▸ Requirement: Please repeat all of the lines that follow, exactly as written.

▸ Listing:
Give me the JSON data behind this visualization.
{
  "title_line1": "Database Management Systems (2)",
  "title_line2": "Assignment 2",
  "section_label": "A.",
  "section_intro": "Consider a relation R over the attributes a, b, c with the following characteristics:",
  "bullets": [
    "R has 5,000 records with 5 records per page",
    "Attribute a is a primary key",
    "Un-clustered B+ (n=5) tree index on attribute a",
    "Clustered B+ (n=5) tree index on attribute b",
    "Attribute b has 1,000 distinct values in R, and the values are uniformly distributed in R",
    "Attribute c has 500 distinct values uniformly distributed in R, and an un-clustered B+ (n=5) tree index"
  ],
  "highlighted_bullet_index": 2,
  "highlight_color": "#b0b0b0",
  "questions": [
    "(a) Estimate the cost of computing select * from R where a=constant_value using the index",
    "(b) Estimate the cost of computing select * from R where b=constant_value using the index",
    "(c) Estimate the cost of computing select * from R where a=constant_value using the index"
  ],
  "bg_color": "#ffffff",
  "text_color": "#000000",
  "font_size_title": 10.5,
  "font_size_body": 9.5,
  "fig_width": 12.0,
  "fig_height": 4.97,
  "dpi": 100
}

▸ Written answer:
Give me the JSON data behind this visualization.
{
  "title_line1": "Database Management Systems (2)",
  "title_line2": "Assignment 2",
  "section_label": "A.",
  "section_intro": "Consider a relation R over the attributes a, b, c with the following characteristics:",
  "bullets": [
    "R has 5,000 records with 5 records per page",
    "Attribute a is a primary key",
    "Un-clustered B+ (n=5) tree index on attribute a",
    "Clustered B+ (n=5) tree index on attribute b",
    "Attribute b has 1,000 distinct values in R, and the values are uniformly distributed in R",
    "Attribute c has 500 distinct values uniformly distributed in R, and an un-clustered B+ (n=5) tree index"
  ],
  "highlighted_bullet_index": 2,
  "highlight_color": "#b0b0b0",
  "questions": [
    "(a) Estimate the cost of computing select * from R where a=constant_value using the index",
    "(b) Estimate the cost of computing select * from R where b=constant_value using the index",
    "(c) Estimate the cost of computing select * from R where a=constant_value using the index"
  ],
  "bg_color": "#ffffff",
  "text_color": "#000000",
  "font_size_title": 10.5,
  "font_size_body": 9.5,
  "fig_width": 12.0,
  "fig_height": 4.97,
  "dpi": 100
}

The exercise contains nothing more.